Reproduce each line exactly.

——————

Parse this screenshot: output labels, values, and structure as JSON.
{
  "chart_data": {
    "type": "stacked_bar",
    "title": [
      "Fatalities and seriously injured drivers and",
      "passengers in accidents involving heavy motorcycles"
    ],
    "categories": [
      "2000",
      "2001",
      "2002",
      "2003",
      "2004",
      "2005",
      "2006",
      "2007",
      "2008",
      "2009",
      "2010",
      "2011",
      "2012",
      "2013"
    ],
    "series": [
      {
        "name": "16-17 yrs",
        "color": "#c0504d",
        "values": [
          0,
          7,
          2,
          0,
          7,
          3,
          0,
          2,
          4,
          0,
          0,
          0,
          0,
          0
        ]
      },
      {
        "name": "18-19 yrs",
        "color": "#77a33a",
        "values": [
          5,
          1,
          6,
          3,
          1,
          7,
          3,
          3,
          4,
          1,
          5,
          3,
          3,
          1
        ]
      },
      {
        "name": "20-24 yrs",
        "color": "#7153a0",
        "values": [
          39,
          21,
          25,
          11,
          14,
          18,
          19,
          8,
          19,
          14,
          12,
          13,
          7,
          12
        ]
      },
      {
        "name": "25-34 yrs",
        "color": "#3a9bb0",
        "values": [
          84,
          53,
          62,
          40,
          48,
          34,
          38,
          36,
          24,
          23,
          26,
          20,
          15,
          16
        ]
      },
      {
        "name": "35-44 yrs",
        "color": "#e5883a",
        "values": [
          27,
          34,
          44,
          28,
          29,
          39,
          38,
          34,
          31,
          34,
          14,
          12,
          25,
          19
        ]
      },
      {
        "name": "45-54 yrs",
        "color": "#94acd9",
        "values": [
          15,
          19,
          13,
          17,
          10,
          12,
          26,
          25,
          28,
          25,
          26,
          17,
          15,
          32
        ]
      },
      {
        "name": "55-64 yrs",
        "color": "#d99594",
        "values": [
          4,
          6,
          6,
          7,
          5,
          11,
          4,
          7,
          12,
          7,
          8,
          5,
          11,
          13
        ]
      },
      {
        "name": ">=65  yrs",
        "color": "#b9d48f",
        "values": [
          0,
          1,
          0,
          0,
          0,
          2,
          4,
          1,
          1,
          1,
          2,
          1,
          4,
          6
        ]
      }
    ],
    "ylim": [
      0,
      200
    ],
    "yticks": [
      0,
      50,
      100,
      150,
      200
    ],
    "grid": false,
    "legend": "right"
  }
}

——————

#### [Solution for this exercise]
Parse this screenshot: output labels, values, and structure as JSON.
{
  "chart_data": {
    "type": "stacked_bar",
    "title": [
      "Fatalities and seriously injured drivers and",
      "passengers in accidents involving heavy motorcycles"
    ],
    "categories": [
      "2000",
      "2001",
      "2002",
      "2003",
      "2004",
      "2005",
      "2006",
      "2007",
      "2008",
      "2009",
      "2010",
      "2011",
      "2012",
      "2013"
    ],
    "series": [
      {
        "name": "16-17 yrs",
        "color": "#c0504d",
        "values": [
          0,
          7,
          2,
          0,
          7,
          3,
          0,
          2,
          4,
          0,
          0,
          0,
          0,
          0
        ]
      },
      {
        "name": "18-19 yrs",
        "color": "#77a33a",
        "values": [
          5,
          1,
          6,
          3,
          1,
          7,
          3,
          3,
          4,
          1,
          5,
          3,
          3,
          1
        ]
      },
      {
        "name": "20-24 yrs",
        "color": "#7153a0",
        "values": [
          39,
          21,
          25,
          11,
          14,
          18,
          19,
          8,
          19,
          14,
          12,
          13,
          7,
          12
        ]
      },
      {
        "name": "25-34 yrs",
        "color": "#3a9bb0",
        "values": [
          84,
          53,
          62,
          40,
          48,
          34,
          38,
          36,
          24,
          23,
          26,
          20,
          15,
          16
        ]
      },
      {
        "name": "35-44 yrs",
        "color": "#e5883a",
        "values": [
          27,
          34,
          44,
          28,
          29,
          39,
          38,
          34,
          31,
          34,
          14,
          12,
          25,
          19
        ]
      },
      {
        "name": "45-54 yrs",
        "color": "#94acd9",
        "values": [
          15,
          19,
          13,
          17,
          10,
          12,
          26,
          25,
          28,
          25,
          26,
          17,
          15,
          32
        ]
      },
      {
        "name": "55-64 yrs",
        "color": "#d99594",
        "values": [
          4,
          6,
          6,
          7,
          5,
          11,
          4,
          7,
          12,
          7,
          8,
          5,
          11,
          13
        ]
      },
      {
        "name": ">=65  yrs",
        "color": "#b9d48f",
        "values": [
          0,
          1,
          0,
          0,
          0,
          2,
          4,
          1,
          1,
          1,
          2,
          1,
          4,
          6
        ]
      }
    ],
    "ylim": [
      0,
      200
    ],
    "yticks": [
      0,
      50,
      100,
      150,
      200
    ],
    "grid": false,
    "legend": "right"
  }
}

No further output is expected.